— BEGIN —
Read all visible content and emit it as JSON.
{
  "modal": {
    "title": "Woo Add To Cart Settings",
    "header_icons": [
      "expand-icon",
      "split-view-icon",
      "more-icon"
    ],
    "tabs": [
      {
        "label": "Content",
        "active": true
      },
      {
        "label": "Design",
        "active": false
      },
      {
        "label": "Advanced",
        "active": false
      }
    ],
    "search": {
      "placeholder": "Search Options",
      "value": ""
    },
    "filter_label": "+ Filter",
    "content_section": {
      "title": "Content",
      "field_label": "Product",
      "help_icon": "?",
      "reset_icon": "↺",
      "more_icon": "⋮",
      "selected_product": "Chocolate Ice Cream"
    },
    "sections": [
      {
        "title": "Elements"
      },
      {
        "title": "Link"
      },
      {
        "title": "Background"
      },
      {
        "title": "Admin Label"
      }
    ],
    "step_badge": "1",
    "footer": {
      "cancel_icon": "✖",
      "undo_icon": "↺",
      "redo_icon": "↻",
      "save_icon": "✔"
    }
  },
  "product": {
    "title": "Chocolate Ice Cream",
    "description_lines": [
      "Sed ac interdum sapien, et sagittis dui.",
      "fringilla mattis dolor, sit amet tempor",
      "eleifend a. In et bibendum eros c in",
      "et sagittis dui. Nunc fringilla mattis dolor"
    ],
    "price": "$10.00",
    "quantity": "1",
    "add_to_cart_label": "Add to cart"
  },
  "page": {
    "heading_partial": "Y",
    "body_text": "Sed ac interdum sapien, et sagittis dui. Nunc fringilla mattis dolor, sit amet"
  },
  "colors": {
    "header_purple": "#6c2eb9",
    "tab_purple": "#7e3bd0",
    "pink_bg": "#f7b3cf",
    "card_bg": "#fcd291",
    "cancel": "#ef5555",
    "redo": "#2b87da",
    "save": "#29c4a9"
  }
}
— END —
The full set of records should be duplicated exactly.

**THE ANSWER**
Read all visible content and emit it as JSON.
{
  "modal": {
    "title": "Woo Add To Cart Settings",
    "header_icons": [
      "expand-icon",
      "split-view-icon",
      "more-icon"
    ],
    "tabs": [
      {
        "label": "Content",
        "active": true
      },
      {
        "label": "Design",
        "active": false
      },
      {
        "label": "Advanced",
        "active": false
      }
    ],
    "search": {
      "placeholder": "Search Options",
      "value": ""
    },
    "filter_label": "+ Filter",
    "content_section": {
      "title": "Content",
      "field_label": "Product",
      "help_icon": "?",
      "reset_icon": "↺",
      "more_icon": "⋮",
      "selected_product": "Chocolate Ice Cream"
    },
    "sections": [
      {
        "title": "Elements"
      },
      {
        "title": "Link"
      },
      {
        "title": "Background"
      },
      {
        "title": "Admin Label"
      }
    ],
    "step_badge": "1",
    "footer": {
      "cancel_icon": "✖",
      "undo_icon": "↺",
      "redo_icon": "↻",
      "save_icon": "✔"
    }
  },
  "product": {
    "title": "Chocolate Ice Cream",
    "description_lines": [
      "Sed ac interdum sapien, et sagittis dui.",
      "fringilla mattis dolor, sit amet tempor",
      "eleifend a. In et bibendum eros c in",
      "et sagittis dui. Nunc fringilla mattis dolor"
    ],
    "price": "$10.00",
    "quantity": "1",
    "add_to_cart_label": "Add to cart"
  },
  "page": {
    "heading_partial": "Y",
    "body_text": "Sed ac interdum sapien, et sagittis dui. Nunc fringilla mattis dolor, sit amet"
  },
  "colors": {
    "header_purple": "#6c2eb9",
    "tab_purple": "#7e3bd0",
    "pink_bg": "#f7b3cf",
    "card_bg": "#fcd291",
    "cancel": "#ef5555",
    "redo": "#2b87da",
    "save": "#29c4a9"
  }
}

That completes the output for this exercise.